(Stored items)

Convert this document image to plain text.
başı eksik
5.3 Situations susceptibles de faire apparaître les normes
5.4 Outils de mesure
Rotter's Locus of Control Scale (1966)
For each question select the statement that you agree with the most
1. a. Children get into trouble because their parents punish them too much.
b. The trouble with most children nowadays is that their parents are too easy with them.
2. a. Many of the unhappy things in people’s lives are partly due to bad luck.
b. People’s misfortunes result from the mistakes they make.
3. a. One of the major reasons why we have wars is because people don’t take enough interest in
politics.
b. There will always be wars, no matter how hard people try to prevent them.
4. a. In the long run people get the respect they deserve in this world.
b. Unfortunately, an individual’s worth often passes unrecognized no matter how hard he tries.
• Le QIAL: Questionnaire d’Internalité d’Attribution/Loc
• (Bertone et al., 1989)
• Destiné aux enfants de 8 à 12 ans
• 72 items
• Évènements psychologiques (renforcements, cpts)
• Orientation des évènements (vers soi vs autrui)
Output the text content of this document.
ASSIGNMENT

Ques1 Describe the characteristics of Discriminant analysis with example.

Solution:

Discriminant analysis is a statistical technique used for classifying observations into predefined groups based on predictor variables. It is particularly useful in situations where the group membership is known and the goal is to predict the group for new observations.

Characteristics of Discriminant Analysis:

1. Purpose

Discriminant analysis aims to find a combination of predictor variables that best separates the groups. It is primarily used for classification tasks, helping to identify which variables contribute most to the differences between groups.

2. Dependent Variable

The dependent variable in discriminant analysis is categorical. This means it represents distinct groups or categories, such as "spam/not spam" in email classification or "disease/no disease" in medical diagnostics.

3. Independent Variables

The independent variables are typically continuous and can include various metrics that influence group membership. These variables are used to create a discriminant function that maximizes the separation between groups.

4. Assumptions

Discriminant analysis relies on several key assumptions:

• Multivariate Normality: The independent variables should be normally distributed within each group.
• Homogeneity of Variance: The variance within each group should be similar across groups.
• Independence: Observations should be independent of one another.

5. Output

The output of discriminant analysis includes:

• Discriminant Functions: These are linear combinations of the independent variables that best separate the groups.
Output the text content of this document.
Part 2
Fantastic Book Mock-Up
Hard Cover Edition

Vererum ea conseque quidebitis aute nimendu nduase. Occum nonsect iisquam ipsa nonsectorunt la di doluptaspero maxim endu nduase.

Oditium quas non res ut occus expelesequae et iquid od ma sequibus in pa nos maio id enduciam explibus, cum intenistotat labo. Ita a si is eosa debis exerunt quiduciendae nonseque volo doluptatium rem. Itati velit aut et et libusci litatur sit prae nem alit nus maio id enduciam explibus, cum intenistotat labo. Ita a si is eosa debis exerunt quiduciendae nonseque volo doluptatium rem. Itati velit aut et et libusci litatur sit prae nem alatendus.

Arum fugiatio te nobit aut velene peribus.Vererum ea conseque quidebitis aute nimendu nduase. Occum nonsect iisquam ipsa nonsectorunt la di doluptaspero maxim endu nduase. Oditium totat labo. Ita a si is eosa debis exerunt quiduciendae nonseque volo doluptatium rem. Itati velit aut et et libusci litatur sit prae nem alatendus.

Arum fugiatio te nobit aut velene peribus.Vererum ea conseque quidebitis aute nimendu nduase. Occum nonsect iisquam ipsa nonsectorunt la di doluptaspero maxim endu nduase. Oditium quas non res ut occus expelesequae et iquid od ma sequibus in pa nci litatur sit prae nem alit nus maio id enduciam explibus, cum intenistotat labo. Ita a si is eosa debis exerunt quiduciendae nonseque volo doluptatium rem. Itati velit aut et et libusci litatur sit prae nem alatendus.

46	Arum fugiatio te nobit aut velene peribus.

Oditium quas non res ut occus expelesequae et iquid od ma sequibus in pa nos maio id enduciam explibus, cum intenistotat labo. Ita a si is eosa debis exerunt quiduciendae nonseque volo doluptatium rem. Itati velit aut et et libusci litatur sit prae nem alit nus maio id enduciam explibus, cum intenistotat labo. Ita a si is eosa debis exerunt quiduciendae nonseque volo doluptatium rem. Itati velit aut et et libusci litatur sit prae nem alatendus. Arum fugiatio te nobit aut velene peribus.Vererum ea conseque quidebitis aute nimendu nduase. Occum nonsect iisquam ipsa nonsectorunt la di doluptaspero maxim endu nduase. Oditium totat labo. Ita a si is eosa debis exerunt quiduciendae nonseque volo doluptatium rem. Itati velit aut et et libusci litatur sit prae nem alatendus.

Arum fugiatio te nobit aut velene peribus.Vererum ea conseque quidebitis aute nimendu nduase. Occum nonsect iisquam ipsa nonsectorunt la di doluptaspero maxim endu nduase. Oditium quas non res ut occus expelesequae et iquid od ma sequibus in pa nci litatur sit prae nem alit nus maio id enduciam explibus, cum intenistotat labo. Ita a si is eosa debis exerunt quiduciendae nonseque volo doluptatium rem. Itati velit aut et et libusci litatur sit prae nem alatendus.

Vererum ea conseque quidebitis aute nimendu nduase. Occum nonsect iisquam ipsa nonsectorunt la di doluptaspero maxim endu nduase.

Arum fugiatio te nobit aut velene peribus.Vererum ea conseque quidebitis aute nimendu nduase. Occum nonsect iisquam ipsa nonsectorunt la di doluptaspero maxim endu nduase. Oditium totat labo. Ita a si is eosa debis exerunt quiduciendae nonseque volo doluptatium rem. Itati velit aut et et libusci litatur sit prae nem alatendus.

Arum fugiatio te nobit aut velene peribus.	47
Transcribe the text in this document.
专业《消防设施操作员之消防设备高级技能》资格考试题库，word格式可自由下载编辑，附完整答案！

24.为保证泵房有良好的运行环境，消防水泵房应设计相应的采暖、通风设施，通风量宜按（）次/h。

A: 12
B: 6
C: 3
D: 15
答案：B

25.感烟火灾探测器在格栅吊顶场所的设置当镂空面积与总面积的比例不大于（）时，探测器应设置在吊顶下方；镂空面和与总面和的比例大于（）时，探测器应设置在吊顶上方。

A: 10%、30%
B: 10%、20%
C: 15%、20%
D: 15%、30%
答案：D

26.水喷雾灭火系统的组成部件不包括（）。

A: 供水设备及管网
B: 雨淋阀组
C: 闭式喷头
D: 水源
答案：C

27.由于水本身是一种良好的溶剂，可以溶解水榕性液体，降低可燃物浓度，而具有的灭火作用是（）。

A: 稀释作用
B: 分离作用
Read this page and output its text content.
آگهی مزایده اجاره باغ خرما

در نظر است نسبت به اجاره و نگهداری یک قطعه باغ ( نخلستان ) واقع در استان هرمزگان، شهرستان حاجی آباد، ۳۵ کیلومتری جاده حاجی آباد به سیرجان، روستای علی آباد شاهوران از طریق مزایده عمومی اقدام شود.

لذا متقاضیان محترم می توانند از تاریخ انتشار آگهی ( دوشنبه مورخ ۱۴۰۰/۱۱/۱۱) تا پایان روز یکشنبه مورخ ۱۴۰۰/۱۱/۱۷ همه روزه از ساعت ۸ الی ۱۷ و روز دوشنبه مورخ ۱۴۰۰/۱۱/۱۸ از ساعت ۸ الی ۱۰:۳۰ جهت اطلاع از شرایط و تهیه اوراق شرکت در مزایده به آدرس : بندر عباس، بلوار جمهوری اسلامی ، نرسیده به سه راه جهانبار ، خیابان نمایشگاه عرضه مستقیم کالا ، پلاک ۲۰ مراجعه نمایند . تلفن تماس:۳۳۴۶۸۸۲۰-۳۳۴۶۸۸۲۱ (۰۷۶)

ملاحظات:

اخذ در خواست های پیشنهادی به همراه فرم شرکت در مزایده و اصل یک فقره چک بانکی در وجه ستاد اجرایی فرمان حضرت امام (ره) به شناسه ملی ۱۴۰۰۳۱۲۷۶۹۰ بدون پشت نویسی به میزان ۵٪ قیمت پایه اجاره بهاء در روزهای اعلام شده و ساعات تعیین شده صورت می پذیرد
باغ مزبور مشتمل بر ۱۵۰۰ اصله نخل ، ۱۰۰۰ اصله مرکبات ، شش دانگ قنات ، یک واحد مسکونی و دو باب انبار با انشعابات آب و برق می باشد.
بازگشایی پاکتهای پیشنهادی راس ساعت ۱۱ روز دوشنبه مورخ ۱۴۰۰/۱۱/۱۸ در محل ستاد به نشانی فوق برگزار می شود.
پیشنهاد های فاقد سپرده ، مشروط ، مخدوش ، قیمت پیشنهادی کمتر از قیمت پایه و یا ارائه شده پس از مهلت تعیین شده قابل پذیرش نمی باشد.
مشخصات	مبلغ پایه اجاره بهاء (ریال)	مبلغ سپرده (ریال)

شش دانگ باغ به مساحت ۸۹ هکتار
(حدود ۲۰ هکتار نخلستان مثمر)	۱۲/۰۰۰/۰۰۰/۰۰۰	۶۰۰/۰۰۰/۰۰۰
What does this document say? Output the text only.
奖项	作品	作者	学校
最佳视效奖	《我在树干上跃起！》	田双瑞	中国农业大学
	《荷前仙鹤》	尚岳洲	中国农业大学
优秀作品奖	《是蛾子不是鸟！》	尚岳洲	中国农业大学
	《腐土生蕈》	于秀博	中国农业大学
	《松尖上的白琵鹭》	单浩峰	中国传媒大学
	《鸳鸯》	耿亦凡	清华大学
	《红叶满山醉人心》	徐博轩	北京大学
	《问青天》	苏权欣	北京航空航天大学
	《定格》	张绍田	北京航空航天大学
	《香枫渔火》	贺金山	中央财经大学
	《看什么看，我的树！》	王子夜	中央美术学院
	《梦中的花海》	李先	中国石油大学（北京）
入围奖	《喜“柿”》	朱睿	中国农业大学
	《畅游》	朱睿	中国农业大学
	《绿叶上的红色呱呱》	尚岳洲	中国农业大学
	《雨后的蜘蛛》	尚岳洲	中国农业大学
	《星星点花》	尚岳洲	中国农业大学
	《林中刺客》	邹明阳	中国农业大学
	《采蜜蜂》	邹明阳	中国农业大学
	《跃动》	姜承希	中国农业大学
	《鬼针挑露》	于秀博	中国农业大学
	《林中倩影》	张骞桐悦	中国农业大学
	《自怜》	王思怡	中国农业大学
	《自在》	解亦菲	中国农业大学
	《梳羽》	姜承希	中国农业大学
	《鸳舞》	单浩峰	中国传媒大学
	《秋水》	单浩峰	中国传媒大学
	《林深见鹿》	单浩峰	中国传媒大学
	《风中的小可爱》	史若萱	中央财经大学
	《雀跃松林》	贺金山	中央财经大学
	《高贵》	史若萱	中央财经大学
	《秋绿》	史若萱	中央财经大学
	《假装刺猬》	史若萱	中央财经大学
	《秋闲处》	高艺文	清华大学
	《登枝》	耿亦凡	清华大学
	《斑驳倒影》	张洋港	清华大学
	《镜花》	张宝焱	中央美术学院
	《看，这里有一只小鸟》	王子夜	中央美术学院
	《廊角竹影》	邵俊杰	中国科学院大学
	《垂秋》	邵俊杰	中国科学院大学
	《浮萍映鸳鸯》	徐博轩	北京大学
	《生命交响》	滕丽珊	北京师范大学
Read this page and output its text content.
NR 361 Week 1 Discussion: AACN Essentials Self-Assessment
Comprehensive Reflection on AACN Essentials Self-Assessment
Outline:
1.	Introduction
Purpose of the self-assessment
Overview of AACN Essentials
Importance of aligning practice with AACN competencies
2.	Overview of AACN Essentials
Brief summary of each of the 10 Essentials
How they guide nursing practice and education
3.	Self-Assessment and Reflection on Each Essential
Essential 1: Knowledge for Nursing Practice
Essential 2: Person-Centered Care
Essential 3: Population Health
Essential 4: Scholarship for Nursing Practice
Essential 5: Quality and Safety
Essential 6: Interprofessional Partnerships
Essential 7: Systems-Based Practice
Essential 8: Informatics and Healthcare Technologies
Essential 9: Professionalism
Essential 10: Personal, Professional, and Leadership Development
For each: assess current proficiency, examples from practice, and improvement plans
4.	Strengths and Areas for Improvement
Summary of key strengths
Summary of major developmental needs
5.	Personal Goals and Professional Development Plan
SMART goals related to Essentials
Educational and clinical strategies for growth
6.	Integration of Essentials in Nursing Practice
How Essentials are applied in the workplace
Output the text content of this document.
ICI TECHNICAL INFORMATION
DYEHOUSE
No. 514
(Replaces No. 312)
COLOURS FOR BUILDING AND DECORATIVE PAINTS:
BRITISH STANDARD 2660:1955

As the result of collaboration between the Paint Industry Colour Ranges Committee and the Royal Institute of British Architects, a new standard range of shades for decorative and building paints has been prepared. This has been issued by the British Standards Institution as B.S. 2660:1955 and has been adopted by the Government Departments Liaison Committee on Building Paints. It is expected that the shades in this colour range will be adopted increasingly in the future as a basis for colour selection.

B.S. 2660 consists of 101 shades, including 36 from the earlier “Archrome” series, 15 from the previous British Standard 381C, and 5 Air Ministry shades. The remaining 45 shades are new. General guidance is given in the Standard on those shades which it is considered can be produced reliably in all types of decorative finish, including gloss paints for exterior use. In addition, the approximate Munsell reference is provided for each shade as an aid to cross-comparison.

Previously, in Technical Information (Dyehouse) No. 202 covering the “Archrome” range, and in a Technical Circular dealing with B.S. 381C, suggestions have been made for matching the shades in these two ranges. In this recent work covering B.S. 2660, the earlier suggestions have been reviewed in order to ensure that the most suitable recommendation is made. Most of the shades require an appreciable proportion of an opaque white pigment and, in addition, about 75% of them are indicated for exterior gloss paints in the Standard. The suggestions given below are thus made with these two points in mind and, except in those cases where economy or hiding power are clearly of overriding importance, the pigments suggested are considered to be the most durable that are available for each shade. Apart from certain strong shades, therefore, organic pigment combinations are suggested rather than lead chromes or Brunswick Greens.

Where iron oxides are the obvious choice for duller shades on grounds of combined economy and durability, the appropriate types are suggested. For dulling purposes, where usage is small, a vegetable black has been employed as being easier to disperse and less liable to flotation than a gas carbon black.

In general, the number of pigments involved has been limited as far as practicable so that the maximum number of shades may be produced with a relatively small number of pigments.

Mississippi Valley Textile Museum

What is asked: State how many lines of the listing above include the word "AACN". Give nothing but the number.

Full answer: 5